Task to carry out: Of all the lines in the records below, how many hold the word "sources"? Give the number alone.

[Figure content listings]
....

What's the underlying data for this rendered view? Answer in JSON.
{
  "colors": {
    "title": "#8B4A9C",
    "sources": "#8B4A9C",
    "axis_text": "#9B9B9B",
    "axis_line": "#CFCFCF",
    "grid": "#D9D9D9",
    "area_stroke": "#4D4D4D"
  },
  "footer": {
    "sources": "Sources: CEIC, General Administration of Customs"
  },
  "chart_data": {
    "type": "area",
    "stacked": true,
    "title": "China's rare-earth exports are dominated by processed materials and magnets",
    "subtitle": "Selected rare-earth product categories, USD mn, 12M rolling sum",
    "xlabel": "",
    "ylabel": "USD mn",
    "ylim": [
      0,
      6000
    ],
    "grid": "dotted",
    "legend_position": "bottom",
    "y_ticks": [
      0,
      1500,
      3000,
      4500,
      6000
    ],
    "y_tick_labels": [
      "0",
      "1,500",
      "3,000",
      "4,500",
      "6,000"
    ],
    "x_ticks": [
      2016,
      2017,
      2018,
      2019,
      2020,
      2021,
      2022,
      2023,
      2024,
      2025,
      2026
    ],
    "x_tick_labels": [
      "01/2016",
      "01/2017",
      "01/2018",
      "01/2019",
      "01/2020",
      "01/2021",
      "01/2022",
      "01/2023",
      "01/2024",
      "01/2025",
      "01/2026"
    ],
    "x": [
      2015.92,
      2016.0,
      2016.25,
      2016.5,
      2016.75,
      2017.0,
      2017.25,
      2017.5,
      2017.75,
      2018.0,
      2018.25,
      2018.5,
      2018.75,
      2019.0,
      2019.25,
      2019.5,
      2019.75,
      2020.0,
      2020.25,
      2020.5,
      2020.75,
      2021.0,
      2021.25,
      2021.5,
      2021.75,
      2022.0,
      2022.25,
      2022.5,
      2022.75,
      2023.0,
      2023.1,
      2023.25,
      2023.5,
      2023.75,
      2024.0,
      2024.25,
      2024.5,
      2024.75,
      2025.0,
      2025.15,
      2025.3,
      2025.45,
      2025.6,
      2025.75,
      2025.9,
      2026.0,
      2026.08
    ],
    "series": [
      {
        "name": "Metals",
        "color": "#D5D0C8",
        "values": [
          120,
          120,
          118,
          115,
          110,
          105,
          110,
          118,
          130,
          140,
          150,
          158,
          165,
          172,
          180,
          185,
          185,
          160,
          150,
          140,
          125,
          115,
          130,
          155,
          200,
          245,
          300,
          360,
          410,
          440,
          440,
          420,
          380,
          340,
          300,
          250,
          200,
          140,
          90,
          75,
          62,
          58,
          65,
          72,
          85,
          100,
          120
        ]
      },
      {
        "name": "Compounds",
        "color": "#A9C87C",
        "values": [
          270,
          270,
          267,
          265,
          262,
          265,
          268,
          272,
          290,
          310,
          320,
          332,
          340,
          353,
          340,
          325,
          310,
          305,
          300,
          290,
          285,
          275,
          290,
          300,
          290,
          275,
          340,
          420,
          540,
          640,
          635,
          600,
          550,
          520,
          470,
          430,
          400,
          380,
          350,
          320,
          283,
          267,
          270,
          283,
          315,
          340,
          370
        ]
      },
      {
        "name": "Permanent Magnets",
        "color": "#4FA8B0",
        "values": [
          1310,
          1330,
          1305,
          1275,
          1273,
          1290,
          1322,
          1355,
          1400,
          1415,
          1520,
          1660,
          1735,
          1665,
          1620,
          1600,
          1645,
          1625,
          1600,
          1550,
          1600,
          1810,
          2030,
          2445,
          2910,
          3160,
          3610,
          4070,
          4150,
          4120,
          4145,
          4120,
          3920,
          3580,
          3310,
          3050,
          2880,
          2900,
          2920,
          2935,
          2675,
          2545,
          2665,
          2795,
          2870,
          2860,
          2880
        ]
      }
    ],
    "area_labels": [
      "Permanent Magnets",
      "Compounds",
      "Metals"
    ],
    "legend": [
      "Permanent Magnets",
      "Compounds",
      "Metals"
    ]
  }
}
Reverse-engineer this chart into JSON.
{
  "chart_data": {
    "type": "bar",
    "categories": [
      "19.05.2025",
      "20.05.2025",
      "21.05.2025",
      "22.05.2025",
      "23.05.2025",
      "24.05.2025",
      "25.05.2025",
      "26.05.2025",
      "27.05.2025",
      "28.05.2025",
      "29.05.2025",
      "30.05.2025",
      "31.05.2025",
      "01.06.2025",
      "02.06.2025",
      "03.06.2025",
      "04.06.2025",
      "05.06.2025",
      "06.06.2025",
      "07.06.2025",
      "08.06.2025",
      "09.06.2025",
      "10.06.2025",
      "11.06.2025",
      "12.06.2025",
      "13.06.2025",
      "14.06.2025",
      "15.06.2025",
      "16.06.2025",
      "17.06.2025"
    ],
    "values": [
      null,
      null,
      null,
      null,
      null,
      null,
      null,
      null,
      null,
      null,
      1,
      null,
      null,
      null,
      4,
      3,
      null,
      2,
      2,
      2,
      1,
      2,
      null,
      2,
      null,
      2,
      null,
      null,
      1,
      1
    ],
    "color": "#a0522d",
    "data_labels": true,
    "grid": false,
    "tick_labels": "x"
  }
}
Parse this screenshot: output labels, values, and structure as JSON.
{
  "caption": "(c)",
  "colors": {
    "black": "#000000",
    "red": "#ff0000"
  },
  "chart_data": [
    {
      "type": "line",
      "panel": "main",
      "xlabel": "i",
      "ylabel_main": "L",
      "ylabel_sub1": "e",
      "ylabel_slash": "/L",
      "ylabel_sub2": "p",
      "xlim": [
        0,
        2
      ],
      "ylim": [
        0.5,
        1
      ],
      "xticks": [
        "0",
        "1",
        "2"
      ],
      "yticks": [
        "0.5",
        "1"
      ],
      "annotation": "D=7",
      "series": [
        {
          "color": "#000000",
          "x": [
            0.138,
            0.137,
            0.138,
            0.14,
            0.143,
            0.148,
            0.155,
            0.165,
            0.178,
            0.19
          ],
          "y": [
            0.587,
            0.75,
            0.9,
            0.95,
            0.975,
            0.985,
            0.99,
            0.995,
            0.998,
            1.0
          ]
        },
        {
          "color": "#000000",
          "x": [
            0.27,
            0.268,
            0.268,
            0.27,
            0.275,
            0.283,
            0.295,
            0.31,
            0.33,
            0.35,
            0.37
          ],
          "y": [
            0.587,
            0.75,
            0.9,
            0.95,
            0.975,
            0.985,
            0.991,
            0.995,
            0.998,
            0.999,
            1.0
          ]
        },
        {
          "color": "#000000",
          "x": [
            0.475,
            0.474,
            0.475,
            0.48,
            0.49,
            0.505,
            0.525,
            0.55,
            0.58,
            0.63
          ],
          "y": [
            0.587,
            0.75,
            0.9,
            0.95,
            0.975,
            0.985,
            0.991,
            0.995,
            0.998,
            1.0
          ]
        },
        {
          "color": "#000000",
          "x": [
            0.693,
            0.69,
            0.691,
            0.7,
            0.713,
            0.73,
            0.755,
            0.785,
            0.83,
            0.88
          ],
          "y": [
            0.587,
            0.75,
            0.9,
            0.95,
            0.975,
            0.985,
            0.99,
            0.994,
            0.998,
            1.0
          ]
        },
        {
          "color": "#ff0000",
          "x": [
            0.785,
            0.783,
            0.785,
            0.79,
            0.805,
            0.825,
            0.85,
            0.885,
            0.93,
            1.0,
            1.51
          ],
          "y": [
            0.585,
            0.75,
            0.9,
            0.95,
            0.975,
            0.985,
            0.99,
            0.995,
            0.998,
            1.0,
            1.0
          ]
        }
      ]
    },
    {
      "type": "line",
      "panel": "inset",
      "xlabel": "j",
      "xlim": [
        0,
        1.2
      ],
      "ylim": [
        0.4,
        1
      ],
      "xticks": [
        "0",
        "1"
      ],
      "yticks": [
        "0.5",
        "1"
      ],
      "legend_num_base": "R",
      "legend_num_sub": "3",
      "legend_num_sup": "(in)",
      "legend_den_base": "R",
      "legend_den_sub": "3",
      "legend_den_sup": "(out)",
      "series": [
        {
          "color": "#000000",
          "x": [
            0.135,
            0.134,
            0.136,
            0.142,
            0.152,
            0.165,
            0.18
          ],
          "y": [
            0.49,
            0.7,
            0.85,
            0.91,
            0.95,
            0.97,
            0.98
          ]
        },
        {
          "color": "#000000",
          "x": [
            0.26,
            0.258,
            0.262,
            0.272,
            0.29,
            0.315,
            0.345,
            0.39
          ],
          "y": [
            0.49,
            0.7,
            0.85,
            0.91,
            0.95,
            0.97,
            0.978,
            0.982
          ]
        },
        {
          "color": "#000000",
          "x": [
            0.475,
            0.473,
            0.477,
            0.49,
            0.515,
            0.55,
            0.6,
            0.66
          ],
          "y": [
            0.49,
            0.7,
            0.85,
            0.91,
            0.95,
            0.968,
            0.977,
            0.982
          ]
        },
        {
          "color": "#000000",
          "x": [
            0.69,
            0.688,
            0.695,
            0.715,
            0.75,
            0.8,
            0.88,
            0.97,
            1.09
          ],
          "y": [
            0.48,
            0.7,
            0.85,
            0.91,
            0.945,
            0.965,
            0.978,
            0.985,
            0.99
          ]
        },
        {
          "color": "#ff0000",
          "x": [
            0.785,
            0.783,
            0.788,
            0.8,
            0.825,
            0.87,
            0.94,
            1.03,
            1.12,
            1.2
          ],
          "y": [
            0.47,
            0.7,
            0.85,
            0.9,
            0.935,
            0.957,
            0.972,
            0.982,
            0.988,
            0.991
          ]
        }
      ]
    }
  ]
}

....

Exercise output: 2